**** TEXT BLOCK

I have a time series that is read using read_csv.
>series.head()
Arrival Price
Date
2010-01-02 40.9 1250.0
2010-01-05 155.9 1155.0
2010-01-06 50.6 2300.0
2010-01-07 99.0 1350.0
2010-01-08 159.5 2100.0
>series.describe()
Arrival Price
count 1847.000000 1847.000000
mean 409.292907 1154.412019
std 723.896792 815.889659
min 1.000000 200.000000
25% 50.650000 580.000000
50% 184.700000 900.000000
75% 460.850000 1412.500000
max 6496.000000 4750.000000
I need to split the series into two different series with the following condition
if series[]['Price'] is less than 2000 add it to s1series,
else add it to s2series
I could write a split function as follows, but I get the result that seem to be not a series as indicated in the 's1series.describe()' function
def split_series(series, limit):
s1index = list()
s1elements = list()
s2index = list()
s2elements = list()
X = series.values
print(series.head())

********
**** DATA FOR ANALYSIS

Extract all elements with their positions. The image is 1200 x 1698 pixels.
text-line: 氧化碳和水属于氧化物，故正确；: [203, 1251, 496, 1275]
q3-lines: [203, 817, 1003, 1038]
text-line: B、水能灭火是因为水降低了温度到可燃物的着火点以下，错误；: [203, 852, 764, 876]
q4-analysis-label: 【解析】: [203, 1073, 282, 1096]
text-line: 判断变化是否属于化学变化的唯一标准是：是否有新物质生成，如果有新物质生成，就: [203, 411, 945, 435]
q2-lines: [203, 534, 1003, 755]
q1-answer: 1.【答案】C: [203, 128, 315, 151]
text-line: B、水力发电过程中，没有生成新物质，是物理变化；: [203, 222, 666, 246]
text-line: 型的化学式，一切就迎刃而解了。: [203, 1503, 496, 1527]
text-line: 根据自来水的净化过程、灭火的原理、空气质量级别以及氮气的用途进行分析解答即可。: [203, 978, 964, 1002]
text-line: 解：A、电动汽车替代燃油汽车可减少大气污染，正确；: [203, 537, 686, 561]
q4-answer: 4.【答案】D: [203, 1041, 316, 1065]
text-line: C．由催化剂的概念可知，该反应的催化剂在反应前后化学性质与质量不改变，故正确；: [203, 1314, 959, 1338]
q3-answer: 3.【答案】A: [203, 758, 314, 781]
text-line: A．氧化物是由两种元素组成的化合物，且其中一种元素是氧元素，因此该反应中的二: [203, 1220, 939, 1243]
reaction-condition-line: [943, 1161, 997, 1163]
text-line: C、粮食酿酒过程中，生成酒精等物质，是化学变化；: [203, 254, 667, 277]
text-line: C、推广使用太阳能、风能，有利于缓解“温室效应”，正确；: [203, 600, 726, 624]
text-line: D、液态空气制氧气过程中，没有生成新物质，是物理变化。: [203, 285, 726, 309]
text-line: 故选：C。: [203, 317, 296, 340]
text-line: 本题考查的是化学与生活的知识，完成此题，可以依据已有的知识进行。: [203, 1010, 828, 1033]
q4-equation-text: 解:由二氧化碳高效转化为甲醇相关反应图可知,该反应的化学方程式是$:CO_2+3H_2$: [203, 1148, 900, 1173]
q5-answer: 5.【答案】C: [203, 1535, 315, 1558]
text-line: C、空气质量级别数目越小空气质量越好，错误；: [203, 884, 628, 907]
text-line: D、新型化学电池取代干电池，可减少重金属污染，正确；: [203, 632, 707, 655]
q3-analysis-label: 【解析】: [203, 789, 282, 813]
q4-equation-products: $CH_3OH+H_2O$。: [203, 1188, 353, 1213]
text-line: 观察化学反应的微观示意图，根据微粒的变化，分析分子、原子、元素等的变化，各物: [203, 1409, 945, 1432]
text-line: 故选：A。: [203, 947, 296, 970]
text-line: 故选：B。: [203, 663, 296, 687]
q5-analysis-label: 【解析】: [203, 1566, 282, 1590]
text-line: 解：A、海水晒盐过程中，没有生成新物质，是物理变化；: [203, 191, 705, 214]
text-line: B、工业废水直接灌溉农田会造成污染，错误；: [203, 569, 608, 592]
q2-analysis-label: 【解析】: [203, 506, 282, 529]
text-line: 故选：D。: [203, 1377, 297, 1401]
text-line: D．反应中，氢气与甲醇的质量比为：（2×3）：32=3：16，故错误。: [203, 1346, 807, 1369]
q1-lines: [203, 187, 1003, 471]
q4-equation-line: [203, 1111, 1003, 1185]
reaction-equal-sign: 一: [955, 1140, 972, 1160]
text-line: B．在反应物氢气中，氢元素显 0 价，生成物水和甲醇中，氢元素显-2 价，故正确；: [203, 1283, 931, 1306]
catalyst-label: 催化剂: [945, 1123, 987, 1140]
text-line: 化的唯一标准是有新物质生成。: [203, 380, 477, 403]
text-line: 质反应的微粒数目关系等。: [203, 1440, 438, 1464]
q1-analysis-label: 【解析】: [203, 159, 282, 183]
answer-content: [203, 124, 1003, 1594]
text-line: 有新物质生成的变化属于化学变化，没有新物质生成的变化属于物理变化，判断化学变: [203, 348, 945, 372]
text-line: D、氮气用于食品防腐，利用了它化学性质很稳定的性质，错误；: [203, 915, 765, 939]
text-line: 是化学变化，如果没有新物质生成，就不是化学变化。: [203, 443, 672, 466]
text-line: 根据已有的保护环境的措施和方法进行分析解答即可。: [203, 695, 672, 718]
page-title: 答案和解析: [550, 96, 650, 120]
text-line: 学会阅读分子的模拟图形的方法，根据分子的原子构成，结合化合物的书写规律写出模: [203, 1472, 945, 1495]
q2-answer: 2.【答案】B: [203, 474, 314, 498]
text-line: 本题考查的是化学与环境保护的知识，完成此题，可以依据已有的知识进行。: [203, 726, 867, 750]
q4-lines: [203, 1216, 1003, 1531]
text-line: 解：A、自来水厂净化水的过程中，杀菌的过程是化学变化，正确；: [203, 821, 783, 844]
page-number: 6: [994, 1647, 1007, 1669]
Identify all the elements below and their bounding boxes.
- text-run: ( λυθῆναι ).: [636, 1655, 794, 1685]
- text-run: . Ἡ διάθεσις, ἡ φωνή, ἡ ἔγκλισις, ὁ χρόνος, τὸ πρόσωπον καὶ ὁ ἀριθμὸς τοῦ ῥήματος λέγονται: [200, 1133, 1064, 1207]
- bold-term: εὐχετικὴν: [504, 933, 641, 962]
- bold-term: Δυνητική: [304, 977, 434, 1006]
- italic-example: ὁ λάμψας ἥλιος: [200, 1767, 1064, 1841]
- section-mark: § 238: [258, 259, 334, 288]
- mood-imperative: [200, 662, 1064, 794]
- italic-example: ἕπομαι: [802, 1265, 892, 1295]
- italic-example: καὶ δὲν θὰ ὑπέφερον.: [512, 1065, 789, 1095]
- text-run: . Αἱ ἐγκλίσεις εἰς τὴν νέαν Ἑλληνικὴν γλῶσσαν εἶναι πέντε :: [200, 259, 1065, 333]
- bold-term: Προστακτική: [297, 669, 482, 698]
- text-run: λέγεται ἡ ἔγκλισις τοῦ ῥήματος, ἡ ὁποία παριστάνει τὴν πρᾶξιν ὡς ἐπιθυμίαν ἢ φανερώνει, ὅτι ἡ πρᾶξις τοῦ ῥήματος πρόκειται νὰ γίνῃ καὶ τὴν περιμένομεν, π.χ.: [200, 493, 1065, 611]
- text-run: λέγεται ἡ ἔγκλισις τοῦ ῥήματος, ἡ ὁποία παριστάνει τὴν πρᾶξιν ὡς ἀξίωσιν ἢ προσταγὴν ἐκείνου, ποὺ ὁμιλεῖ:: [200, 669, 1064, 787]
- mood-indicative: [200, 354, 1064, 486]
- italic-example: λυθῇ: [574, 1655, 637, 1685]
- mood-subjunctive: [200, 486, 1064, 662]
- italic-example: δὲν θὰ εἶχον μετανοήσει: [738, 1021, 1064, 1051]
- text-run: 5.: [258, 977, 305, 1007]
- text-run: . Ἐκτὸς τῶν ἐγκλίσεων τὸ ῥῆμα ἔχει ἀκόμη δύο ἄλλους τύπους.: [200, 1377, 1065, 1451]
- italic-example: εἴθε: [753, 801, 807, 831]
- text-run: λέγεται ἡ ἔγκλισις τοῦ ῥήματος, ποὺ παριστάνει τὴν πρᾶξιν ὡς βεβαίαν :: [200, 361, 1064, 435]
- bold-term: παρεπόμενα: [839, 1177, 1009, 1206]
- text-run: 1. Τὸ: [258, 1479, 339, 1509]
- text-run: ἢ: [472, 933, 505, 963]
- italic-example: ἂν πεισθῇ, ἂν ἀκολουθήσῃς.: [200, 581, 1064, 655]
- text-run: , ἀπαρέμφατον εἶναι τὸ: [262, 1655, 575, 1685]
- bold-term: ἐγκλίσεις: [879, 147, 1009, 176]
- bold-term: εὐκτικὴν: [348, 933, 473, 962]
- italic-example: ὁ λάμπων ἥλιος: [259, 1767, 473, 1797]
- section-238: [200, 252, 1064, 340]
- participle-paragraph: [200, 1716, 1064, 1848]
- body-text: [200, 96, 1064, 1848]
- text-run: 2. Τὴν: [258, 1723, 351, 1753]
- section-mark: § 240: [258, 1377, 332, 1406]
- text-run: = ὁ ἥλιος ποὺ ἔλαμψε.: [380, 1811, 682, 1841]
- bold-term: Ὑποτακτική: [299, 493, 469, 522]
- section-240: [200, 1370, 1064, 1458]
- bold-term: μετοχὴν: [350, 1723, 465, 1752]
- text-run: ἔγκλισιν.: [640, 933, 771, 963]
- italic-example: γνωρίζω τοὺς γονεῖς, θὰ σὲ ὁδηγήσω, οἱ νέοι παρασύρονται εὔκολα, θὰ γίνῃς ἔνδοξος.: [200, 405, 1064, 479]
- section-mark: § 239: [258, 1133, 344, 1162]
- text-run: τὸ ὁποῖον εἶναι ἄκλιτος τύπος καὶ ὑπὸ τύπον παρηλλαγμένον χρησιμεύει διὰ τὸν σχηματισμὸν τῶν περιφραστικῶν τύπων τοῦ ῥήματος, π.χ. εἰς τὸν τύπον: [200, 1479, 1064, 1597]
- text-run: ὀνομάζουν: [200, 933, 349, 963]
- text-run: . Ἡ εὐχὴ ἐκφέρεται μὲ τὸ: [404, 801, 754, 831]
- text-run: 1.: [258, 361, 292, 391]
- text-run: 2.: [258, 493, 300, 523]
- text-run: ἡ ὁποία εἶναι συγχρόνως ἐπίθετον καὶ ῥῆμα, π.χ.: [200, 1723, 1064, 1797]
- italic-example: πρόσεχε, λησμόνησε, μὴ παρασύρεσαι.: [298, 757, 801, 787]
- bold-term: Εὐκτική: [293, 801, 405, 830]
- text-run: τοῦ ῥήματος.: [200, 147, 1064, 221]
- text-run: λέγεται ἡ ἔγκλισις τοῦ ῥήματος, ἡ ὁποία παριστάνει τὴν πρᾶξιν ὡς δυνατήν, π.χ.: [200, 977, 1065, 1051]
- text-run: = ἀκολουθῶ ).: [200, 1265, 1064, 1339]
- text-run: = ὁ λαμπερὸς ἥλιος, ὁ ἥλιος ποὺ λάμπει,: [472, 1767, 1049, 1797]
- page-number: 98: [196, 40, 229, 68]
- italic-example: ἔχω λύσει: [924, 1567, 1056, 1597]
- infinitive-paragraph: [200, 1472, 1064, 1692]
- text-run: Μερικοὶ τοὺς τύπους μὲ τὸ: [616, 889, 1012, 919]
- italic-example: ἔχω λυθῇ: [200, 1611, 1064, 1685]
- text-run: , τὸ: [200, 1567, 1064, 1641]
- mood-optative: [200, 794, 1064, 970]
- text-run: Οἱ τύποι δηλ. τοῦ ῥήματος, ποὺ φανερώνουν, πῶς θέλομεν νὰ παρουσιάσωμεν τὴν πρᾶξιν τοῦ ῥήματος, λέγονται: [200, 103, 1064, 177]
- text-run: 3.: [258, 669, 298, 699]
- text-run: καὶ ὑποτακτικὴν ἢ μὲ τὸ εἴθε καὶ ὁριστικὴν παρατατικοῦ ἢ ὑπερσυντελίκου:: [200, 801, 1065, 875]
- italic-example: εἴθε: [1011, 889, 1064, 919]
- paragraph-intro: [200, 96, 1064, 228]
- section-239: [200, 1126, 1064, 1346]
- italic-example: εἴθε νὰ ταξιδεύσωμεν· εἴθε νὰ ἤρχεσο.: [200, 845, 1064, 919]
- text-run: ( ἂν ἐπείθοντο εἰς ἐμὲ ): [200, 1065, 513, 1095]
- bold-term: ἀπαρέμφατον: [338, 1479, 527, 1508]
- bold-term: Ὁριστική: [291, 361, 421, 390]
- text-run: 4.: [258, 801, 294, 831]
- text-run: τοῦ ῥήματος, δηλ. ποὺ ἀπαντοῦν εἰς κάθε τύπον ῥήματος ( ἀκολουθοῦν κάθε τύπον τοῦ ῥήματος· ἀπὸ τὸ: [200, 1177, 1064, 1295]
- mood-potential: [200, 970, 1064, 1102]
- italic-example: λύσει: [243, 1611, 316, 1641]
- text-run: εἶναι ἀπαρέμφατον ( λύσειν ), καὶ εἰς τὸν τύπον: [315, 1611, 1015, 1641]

********

WHAT TO DO:
a – In the question about splitting a time series, translate this sentence into Spanish: "I have a time series that is read using read_csv."
b – Carry on with the question about splitting a time series, starting right after its last line of code.

SOLVED TASKS:
a – Tengo una serie temporal que se lee con read_csv.

b –
print(series.describe())
for i in range(len(series.values)):
if(X[i][1]< limit):
s1elements.append(X[i])
s1index.append(series.index[i])
else:
s2elements.append(X[i])
s2index.append(series.index[i])
s1index = DatetimeIndex(s1index)
s1series = Series(s1elements, s1index)
print(s1series.head())
print(s1series.describe())
s2index = DatetimeIndex(s2index)
s2series = Series(s2elements, s2index)
return s1series,s1index,s2series,s2index
I get the following output
s1series.head()
2010-01-02 [40.9, 1250.0]
2010-01-05 [155.9, 1155.0]
2010-01-06 [50.6, 1285.0]
2010-01-07 [99.0, 1350.0]
2010-01-08 [159.5, 1380.0]
dtype: object
>s1series.describe()
count 1600
unique 1600
top [95.1, 640.0]
freq 1
dtype: object
I strongly feel that there should be a better way to do this. Please help.